Set the pictures aside and set down only the lines from the line holding "Output a JSON" through the end of the entries below, ends included.

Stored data
######

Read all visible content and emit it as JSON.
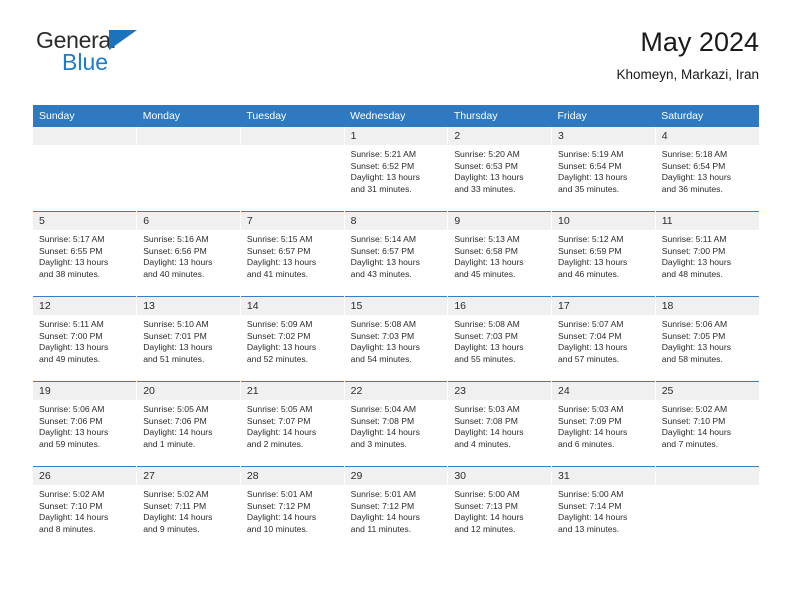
{
  "brand": {
    "word_one": "General",
    "word_two": "Blue",
    "triangle_icon": "triangle-logo-icon"
  },
  "header": {
    "title": "May 2024",
    "subtitle": "Khomeyn, Markazi, Iran"
  },
  "colors": {
    "header_blue": "#2e79c0",
    "brand_blue": "#1b7ad1",
    "daynum_bg": "#f0f0f0",
    "grid_line": "#3a7cc0"
  },
  "weekdays": [
    "Sunday",
    "Monday",
    "Tuesday",
    "Wednesday",
    "Thursday",
    "Friday",
    "Saturday"
  ],
  "labels": {
    "sunrise_prefix": "Sunrise:",
    "sunset_prefix": "Sunset:",
    "daylight_prefix": "Daylight:"
  },
  "weeks": [
    [
      {
        "day": "",
        "sunrise": "",
        "sunset": "",
        "daylight_a": "",
        "daylight_b": "",
        "empty": true
      },
      {
        "day": "",
        "sunrise": "",
        "sunset": "",
        "daylight_a": "",
        "daylight_b": "",
        "empty": true
      },
      {
        "day": "",
        "sunrise": "",
        "sunset": "",
        "daylight_a": "",
        "daylight_b": "",
        "empty": true
      },
      {
        "day": "1",
        "sunrise": "Sunrise: 5:21 AM",
        "sunset": "Sunset: 6:52 PM",
        "daylight_a": "Daylight: 13 hours",
        "daylight_b": "and 31 minutes.",
        "empty": false
      },
      {
        "day": "2",
        "sunrise": "Sunrise: 5:20 AM",
        "sunset": "Sunset: 6:53 PM",
        "daylight_a": "Daylight: 13 hours",
        "daylight_b": "and 33 minutes.",
        "empty": false
      },
      {
        "day": "3",
        "sunrise": "Sunrise: 5:19 AM",
        "sunset": "Sunset: 6:54 PM",
        "daylight_a": "Daylight: 13 hours",
        "daylight_b": "and 35 minutes.",
        "empty": false
      },
      {
        "day": "4",
        "sunrise": "Sunrise: 5:18 AM",
        "sunset": "Sunset: 6:54 PM",
        "daylight_a": "Daylight: 13 hours",
        "daylight_b": "and 36 minutes.",
        "empty": false
      }
    ],
    [
      {
        "day": "5",
        "sunrise": "Sunrise: 5:17 AM",
        "sunset": "Sunset: 6:55 PM",
        "daylight_a": "Daylight: 13 hours",
        "daylight_b": "and 38 minutes.",
        "empty": false
      },
      {
        "day": "6",
        "sunrise": "Sunrise: 5:16 AM",
        "sunset": "Sunset: 6:56 PM",
        "daylight_a": "Daylight: 13 hours",
        "daylight_b": "and 40 minutes.",
        "empty": false
      },
      {
        "day": "7",
        "sunrise": "Sunrise: 5:15 AM",
        "sunset": "Sunset: 6:57 PM",
        "daylight_a": "Daylight: 13 hours",
        "daylight_b": "and 41 minutes.",
        "empty": false
      },
      {
        "day": "8",
        "sunrise": "Sunrise: 5:14 AM",
        "sunset": "Sunset: 6:57 PM",
        "daylight_a": "Daylight: 13 hours",
        "daylight_b": "and 43 minutes.",
        "empty": false
      },
      {
        "day": "9",
        "sunrise": "Sunrise: 5:13 AM",
        "sunset": "Sunset: 6:58 PM",
        "daylight_a": "Daylight: 13 hours",
        "daylight_b": "and 45 minutes.",
        "empty": false
      },
      {
        "day": "10",
        "sunrise": "Sunrise: 5:12 AM",
        "sunset": "Sunset: 6:59 PM",
        "daylight_a": "Daylight: 13 hours",
        "daylight_b": "and 46 minutes.",
        "empty": false
      },
      {
        "day": "11",
        "sunrise": "Sunrise: 5:11 AM",
        "sunset": "Sunset: 7:00 PM",
        "daylight_a": "Daylight: 13 hours",
        "daylight_b": "and 48 minutes.",
        "empty": false
      }
    ],
    [
      {
        "day": "12",
        "sunrise": "Sunrise: 5:11 AM",
        "sunset": "Sunset: 7:00 PM",
        "daylight_a": "Daylight: 13 hours",
        "daylight_b": "and 49 minutes.",
        "empty": false
      },
      {
        "day": "13",
        "sunrise": "Sunrise: 5:10 AM",
        "sunset": "Sunset: 7:01 PM",
        "daylight_a": "Daylight: 13 hours",
        "daylight_b": "and 51 minutes.",
        "empty": false
      },
      {
        "day": "14",
        "sunrise": "Sunrise: 5:09 AM",
        "sunset": "Sunset: 7:02 PM",
        "daylight_a": "Daylight: 13 hours",
        "daylight_b": "and 52 minutes.",
        "empty": false
      },
      {
        "day": "15",
        "sunrise": "Sunrise: 5:08 AM",
        "sunset": "Sunset: 7:03 PM",
        "daylight_a": "Daylight: 13 hours",
        "daylight_b": "and 54 minutes.",
        "empty": false
      },
      {
        "day": "16",
        "sunrise": "Sunrise: 5:08 AM",
        "sunset": "Sunset: 7:03 PM",
        "daylight_a": "Daylight: 13 hours",
        "daylight_b": "and 55 minutes.",
        "empty": false
      },
      {
        "day": "17",
        "sunrise": "Sunrise: 5:07 AM",
        "sunset": "Sunset: 7:04 PM",
        "daylight_a": "Daylight: 13 hours",
        "daylight_b": "and 57 minutes.",
        "empty": false
      },
      {
        "day": "18",
        "sunrise": "Sunrise: 5:06 AM",
        "sunset": "Sunset: 7:05 PM",
        "daylight_a": "Daylight: 13 hours",
        "daylight_b": "and 58 minutes.",
        "empty": false
      }
    ],
    [
      {
        "day": "19",
        "sunrise": "Sunrise: 5:06 AM",
        "sunset": "Sunset: 7:06 PM",
        "daylight_a": "Daylight: 13 hours",
        "daylight_b": "and 59 minutes.",
        "empty": false
      },
      {
        "day": "20",
        "sunrise": "Sunrise: 5:05 AM",
        "sunset": "Sunset: 7:06 PM",
        "daylight_a": "Daylight: 14 hours",
        "daylight_b": "and 1 minute.",
        "empty": false
      },
      {
        "day": "21",
        "sunrise": "Sunrise: 5:05 AM",
        "sunset": "Sunset: 7:07 PM",
        "daylight_a": "Daylight: 14 hours",
        "daylight_b": "and 2 minutes.",
        "empty": false
      },
      {
        "day": "22",
        "sunrise": "Sunrise: 5:04 AM",
        "sunset": "Sunset: 7:08 PM",
        "daylight_a": "Daylight: 14 hours",
        "daylight_b": "and 3 minutes.",
        "empty": false
      },
      {
        "day": "23",
        "sunrise": "Sunrise: 5:03 AM",
        "sunset": "Sunset: 7:08 PM",
        "daylight_a": "Daylight: 14 hours",
        "daylight_b": "and 4 minutes.",
        "empty": false
      },
      {
        "day": "24",
        "sunrise": "Sunrise: 5:03 AM",
        "sunset": "Sunset: 7:09 PM",
        "daylight_a": "Daylight: 14 hours",
        "daylight_b": "and 6 minutes.",
        "empty": false
      },
      {
        "day": "25",
        "sunrise": "Sunrise: 5:02 AM",
        "sunset": "Sunset: 7:10 PM",
        "daylight_a": "Daylight: 14 hours",
        "daylight_b": "and 7 minutes.",
        "empty": false
      }
    ],
    [
      {
        "day": "26",
        "sunrise": "Sunrise: 5:02 AM",
        "sunset": "Sunset: 7:10 PM",
        "daylight_a": "Daylight: 14 hours",
        "daylight_b": "and 8 minutes.",
        "empty": false
      },
      {
        "day": "27",
        "sunrise": "Sunrise: 5:02 AM",
        "sunset": "Sunset: 7:11 PM",
        "daylight_a": "Daylight: 14 hours",
        "daylight_b": "and 9 minutes.",
        "empty": false
      },
      {
        "day": "28",
        "sunrise": "Sunrise: 5:01 AM",
        "sunset": "Sunset: 7:12 PM",
        "daylight_a": "Daylight: 14 hours",
        "daylight_b": "and 10 minutes.",
        "empty": false
      },
      {
        "day": "29",
        "sunrise": "Sunrise: 5:01 AM",
        "sunset": "Sunset: 7:12 PM",
        "daylight_a": "Daylight: 14 hours",
        "daylight_b": "and 11 minutes.",
        "empty": false
      },
      {
        "day": "30",
        "sunrise": "Sunrise: 5:00 AM",
        "sunset": "Sunset: 7:13 PM",
        "daylight_a": "Daylight: 14 hours",
        "daylight_b": "and 12 minutes.",
        "empty": false
      },
      {
        "day": "31",
        "sunrise": "Sunrise: 5:00 AM",
        "sunset": "Sunset: 7:14 PM",
        "daylight_a": "Daylight: 14 hours",
        "daylight_b": "and 13 minutes.",
        "empty": false
      },
      {
        "day": "",
        "sunrise": "",
        "sunset": "",
        "daylight_a": "",
        "daylight_b": "",
        "empty": true
      }
    ]
  ]
}
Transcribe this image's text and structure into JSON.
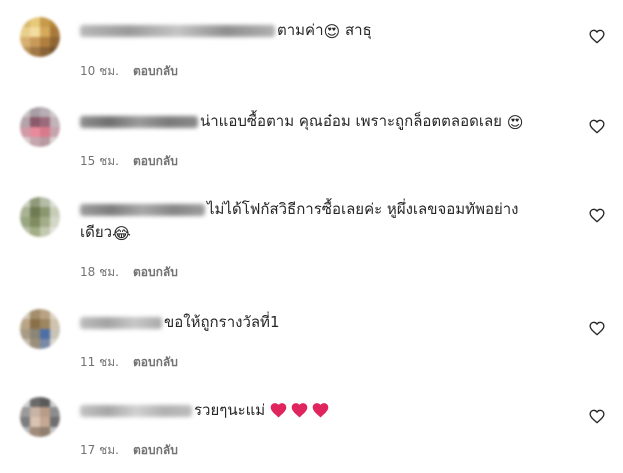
{
  "comments": [
    {
      "id": "c1",
      "text_parts": [
        "ตามค่า",
        "😍",
        " สาธุ"
      ],
      "time": "10 ชม.",
      "reply_label": "ตอบกลับ",
      "like_icon": "heart-outline-icon"
    },
    {
      "id": "c2",
      "text_parts": [
        "น่าแอบซื้อตาม คุณอ๋อม เพราะถูกล็อตตลอดเลย ",
        "😍"
      ],
      "time": "15 ชม.",
      "reply_label": "ตอบกลับ",
      "like_icon": "heart-outline-icon"
    },
    {
      "id": "c3",
      "text_line1": "ไม่ได้โฟกัสวิธีการซื้อเลยค่ะ หูผึ่งเลขจอมทัพอย่าง",
      "text_line2": "เดียว",
      "emoji": "😂",
      "time": "18 ชม.",
      "reply_label": "ตอบกลับ",
      "like_icon": "heart-outline-icon"
    },
    {
      "id": "c4",
      "text": "ขอให้ถูกรางวัลที่1",
      "time": "11 ชม.",
      "reply_label": "ตอบกลับ",
      "like_icon": "heart-outline-icon"
    },
    {
      "id": "c5",
      "text": "รวยๆนะแม่",
      "emoji_hearts": [
        "red-heart-emoji",
        "red-heart-emoji",
        "red-heart-emoji"
      ],
      "time": "17 ชม.",
      "reply_label": "ตอบกลับ",
      "like_icon": "heart-outline-icon"
    }
  ],
  "colors": {
    "text": "#262626",
    "meta": "#737373",
    "heart_red": "#e0245e"
  }
}
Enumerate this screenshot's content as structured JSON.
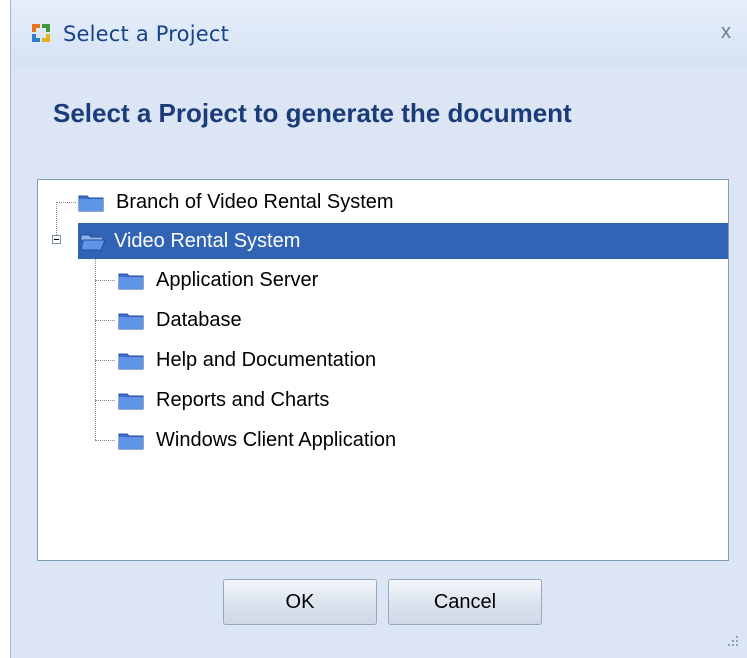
{
  "window": {
    "title": "Select a Project",
    "close_label": "x",
    "app_icon": "app-logo-icon"
  },
  "heading": "Select a Project to generate the document",
  "tree": {
    "nodes": [
      {
        "label": "Branch of Video Rental System",
        "level": 0,
        "expanded": false,
        "selected": false
      },
      {
        "label": "Video Rental System",
        "level": 0,
        "expanded": true,
        "selected": true
      },
      {
        "label": "Application Server",
        "level": 1,
        "selected": false
      },
      {
        "label": "Database",
        "level": 1,
        "selected": false
      },
      {
        "label": "Help and Documentation",
        "level": 1,
        "selected": false
      },
      {
        "label": "Reports and Charts",
        "level": 1,
        "selected": false
      },
      {
        "label": "Windows Client Application",
        "level": 1,
        "selected": false
      }
    ]
  },
  "buttons": {
    "ok_label": "OK",
    "cancel_label": "Cancel"
  },
  "colors": {
    "selection": "#3264b6",
    "heading": "#1b3c7a",
    "title": "#15428b",
    "dialog_bg": "#dbe5f3"
  }
}
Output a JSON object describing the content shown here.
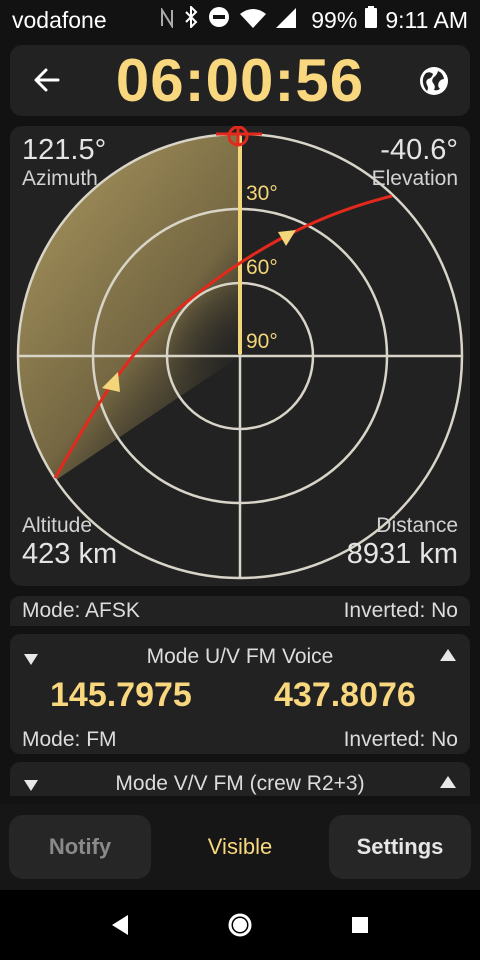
{
  "status_bar": {
    "carrier": "vodafone",
    "icons": [
      "nfc-icon",
      "bluetooth-icon",
      "do-not-disturb-icon",
      "wifi-icon",
      "cell-signal-icon",
      "battery-icon"
    ],
    "battery": "99%",
    "time": "9:11 AM"
  },
  "header": {
    "countdown": "06:00:56",
    "accent": "#f9d77e"
  },
  "radar": {
    "azimuth_value": "121.5°",
    "azimuth_label": "Azimuth",
    "elevation_value": "-40.6°",
    "elevation_label": "Elevation",
    "altitude_label": "Altitude",
    "altitude_value": "423 km",
    "distance_label": "Distance",
    "distance_value": "8931 km",
    "ring_labels": [
      "30°",
      "60°",
      "90°"
    ],
    "track_color": "#e4291c",
    "sweep_color": "#c9b271"
  },
  "mode_top": {
    "mode": "Mode: AFSK",
    "inverted": "Inverted: No"
  },
  "mode_uv": {
    "title": "Mode U/V FM Voice",
    "uplink": "145.7975",
    "downlink": "437.8076",
    "mode": "Mode: FM",
    "inverted": "Inverted: No"
  },
  "mode_vv": {
    "title": "Mode V/V FM (crew R2+3)"
  },
  "tabs": {
    "notify": "Notify",
    "visible": "Visible",
    "settings": "Settings"
  }
}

######

▶ **Output for this exercise**
Output a JSON object describing the content shown here.
{
  "status_bar": {
    "carrier": "vodafone",
    "icons": [
      "nfc-icon",
      "bluetooth-icon",
      "do-not-disturb-icon",
      "wifi-icon",
      "cell-signal-icon",
      "battery-icon"
    ],
    "battery": "99%",
    "time": "9:11 AM"
  },
  "header": {
    "countdown": "06:00:56",
    "accent": "#f9d77e"
  },
  "radar": {
    "azimuth_value": "121.5°",
    "azimuth_label": "Azimuth",
    "elevation_value": "-40.6°",
    "elevation_label": "Elevation",
    "altitude_label": "Altitude",
    "altitude_value": "423 km",
    "distance_label": "Distance",
    "distance_value": "8931 km",
    "ring_labels": [
      "30°",
      "60°",
      "90°"
    ],
    "track_color": "#e4291c",
    "sweep_color": "#c9b271"
  },
  "mode_top": {
    "mode": "Mode: AFSK",
    "inverted": "Inverted: No"
  },
  "mode_uv": {
    "title": "Mode U/V FM Voice",
    "uplink": "145.7975",
    "downlink": "437.8076",
    "mode": "Mode: FM",
    "inverted": "Inverted: No"
  },
  "mode_vv": {
    "title": "Mode V/V FM (crew R2+3)"
  },
  "tabs": {
    "notify": "Notify",
    "visible": "Visible",
    "settings": "Settings"
  }
}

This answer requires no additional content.